## Information given

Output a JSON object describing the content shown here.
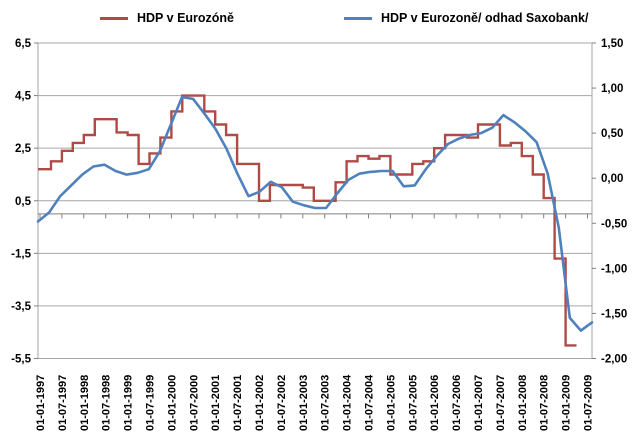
{
  "legend": {
    "series1_label": "HDP v Eurozóně",
    "series2_label": "HDP v Eurozoně/ odhad Saxobank/"
  },
  "colors": {
    "series1": "#B04A46",
    "series2": "#4F81BD",
    "gridline": "#A6A6A6",
    "axis_line": "#808080",
    "text": "#000000",
    "background": "#FFFFFF"
  },
  "chart_data": {
    "type": "line",
    "title": "",
    "x_unit": "quarter",
    "x_start": "1997Q1",
    "x_tick_labels": [
      "01-01-1997",
      "01-07-1997",
      "01-01-1998",
      "01-07-1998",
      "01-01-1999",
      "01-07-1999",
      "01-01-2000",
      "01-07-2000",
      "01-01-2001",
      "01-07-2001",
      "01-01-2002",
      "01-07-2002",
      "01-01-2003",
      "01-07-2003",
      "01-01-2004",
      "01-07-2004",
      "01-01-2005",
      "01-07-2005",
      "01-01-2006",
      "01-07-2006",
      "01-01-2007",
      "01-07-2007",
      "01-01-2008",
      "01-07-2008",
      "01-01-2009",
      "01-07-2009"
    ],
    "left_axis": {
      "min": -5.5,
      "max": 6.5,
      "tick_values": [
        6.5,
        4.5,
        2.5,
        0.5,
        -1.5,
        -3.5,
        -5.5
      ],
      "tick_labels": [
        "6,5",
        "4,5",
        "2,5",
        "0,5",
        "-1,5",
        "-3,5",
        "-5,5"
      ],
      "gridline_values": [
        4.5,
        2.5,
        0.5,
        -1.5,
        -3.5
      ],
      "category_axis_crosses_at": 0
    },
    "right_axis": {
      "min": -2.0,
      "max": 1.5,
      "tick_values": [
        1.5,
        1.0,
        0.5,
        0.0,
        -0.5,
        -1.0,
        -1.5,
        -2.0
      ],
      "tick_labels": [
        "1,50",
        "1,00",
        "0,50",
        "0,00",
        "-0,50",
        "-1,00",
        "-1,50",
        "-2,00"
      ]
    },
    "grid": "horizontal-only",
    "legend_position": "top",
    "series": [
      {
        "name": "HDP v Eurozóně",
        "axis": "left",
        "color": "#B04A46",
        "style": "step",
        "quarterly_values": [
          1.7,
          2.0,
          2.4,
          2.7,
          3.0,
          3.6,
          3.6,
          3.1,
          3.0,
          1.9,
          2.3,
          2.9,
          3.9,
          4.5,
          4.5,
          3.9,
          3.4,
          3.0,
          1.9,
          1.9,
          0.5,
          1.1,
          1.1,
          1.1,
          1.0,
          0.5,
          0.5,
          1.2,
          2.0,
          2.2,
          2.1,
          2.2,
          1.5,
          1.5,
          1.9,
          2.0,
          2.5,
          3.0,
          3.0,
          2.9,
          3.4,
          3.4,
          2.6,
          2.7,
          2.2,
          1.5,
          0.6,
          -1.7,
          -5.0
        ]
      },
      {
        "name": "HDP v Eurozoně/ odhad Saxobank/",
        "axis": "right",
        "color": "#4F81BD",
        "style": "smooth",
        "quarterly_values": [
          -0.48,
          -0.38,
          -0.2,
          -0.08,
          0.04,
          0.13,
          0.15,
          0.08,
          0.04,
          0.06,
          0.1,
          0.3,
          0.6,
          0.9,
          0.88,
          0.72,
          0.55,
          0.33,
          0.05,
          -0.2,
          -0.15,
          -0.04,
          -0.1,
          -0.26,
          -0.3,
          -0.33,
          -0.33,
          -0.17,
          -0.02,
          0.05,
          0.07,
          0.08,
          0.08,
          -0.09,
          -0.08,
          0.1,
          0.25,
          0.38,
          0.44,
          0.48,
          0.5,
          0.56,
          0.7,
          0.62,
          0.52,
          0.4,
          0.05,
          -0.55,
          -1.55,
          -1.69,
          -1.6
        ]
      }
    ]
  }
}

## To do
In the records above, how many lines contain the word "odhad"? Give the number alone.

## Answer for the task
2